GOAL OF THE EXERCISE:
Repeat the listing below in full, exactly as it stands.

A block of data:

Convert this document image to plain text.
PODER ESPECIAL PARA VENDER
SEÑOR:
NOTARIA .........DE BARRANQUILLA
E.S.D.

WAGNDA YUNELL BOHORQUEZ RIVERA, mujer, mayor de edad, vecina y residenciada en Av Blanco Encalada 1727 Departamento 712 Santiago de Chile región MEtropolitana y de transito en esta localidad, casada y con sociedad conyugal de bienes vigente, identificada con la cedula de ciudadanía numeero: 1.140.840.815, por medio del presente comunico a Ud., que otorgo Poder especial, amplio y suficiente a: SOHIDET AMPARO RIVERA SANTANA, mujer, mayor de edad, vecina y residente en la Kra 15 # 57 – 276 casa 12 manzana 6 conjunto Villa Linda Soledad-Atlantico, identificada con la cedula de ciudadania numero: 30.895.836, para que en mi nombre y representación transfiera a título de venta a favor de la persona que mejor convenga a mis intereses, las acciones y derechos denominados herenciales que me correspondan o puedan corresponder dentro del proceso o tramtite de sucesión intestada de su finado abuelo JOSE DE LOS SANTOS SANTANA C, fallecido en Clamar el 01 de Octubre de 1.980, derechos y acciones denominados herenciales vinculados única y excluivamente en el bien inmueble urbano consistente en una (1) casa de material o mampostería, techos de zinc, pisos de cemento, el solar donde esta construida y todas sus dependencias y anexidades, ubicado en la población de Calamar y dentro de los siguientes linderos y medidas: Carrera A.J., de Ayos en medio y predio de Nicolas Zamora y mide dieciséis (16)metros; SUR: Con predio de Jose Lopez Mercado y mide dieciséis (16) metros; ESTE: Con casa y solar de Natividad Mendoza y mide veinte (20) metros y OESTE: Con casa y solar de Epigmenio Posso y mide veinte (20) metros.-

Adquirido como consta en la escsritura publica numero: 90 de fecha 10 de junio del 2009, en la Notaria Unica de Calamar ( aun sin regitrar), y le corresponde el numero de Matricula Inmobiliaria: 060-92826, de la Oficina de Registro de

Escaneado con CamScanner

EXERCISE RESULT:
Convert this document image to plain text.
PODER ESPECIAL PARA VENDER
SEÑOR:
NOTARIA .........DE BARRANQUILLA
E.S.D.

WAGNDA YUNELL BOHORQUEZ RIVERA, mujer, mayor de edad, vecina y residenciada en Av Blanco Encalada 1727 Departamento 712 Santiago de Chile región MEtropolitana y de transito en esta localidad, casada y con sociedad conyugal de bienes vigente, identificada con la cedula de ciudadanía numeero: 1.140.840.815, por medio del presente comunico a Ud., que otorgo Poder especial, amplio y suficiente a: SOHIDET AMPARO RIVERA SANTANA, mujer, mayor de edad, vecina y residente en la Kra 15 # 57 – 276 casa 12 manzana 6 conjunto Villa Linda Soledad-Atlantico, identificada con la cedula de ciudadania numero: 30.895.836, para que en mi nombre y representación transfiera a título de venta a favor de la persona que mejor convenga a mis intereses, las acciones y derechos denominados herenciales que me correspondan o puedan corresponder dentro del proceso o tramtite de sucesión intestada de su finado abuelo JOSE DE LOS SANTOS SANTANA C, fallecido en Clamar el 01 de Octubre de 1.980, derechos y acciones denominados herenciales vinculados única y excluivamente en el bien inmueble urbano consistente en una (1) casa de material o mampostería, techos de zinc, pisos de cemento, el solar donde esta construida y todas sus dependencias y anexidades, ubicado en la población de Calamar y dentro de los siguientes linderos y medidas: Carrera A.J., de Ayos en medio y predio de Nicolas Zamora y mide dieciséis (16)metros; SUR: Con predio de Jose Lopez Mercado y mide dieciséis (16) metros; ESTE: Con casa y solar de Natividad Mendoza y mide veinte (20) metros y OESTE: Con casa y solar de Epigmenio Posso y mide veinte (20) metros.-

Adquirido como consta en la escsritura publica numero: 90 de fecha 10 de junio del 2009, en la Notaria Unica de Calamar ( aun sin regitrar), y le corresponde el numero de Matricula Inmobiliaria: 060-92826, de la Oficina de Registro de

Escaneado con CamScanner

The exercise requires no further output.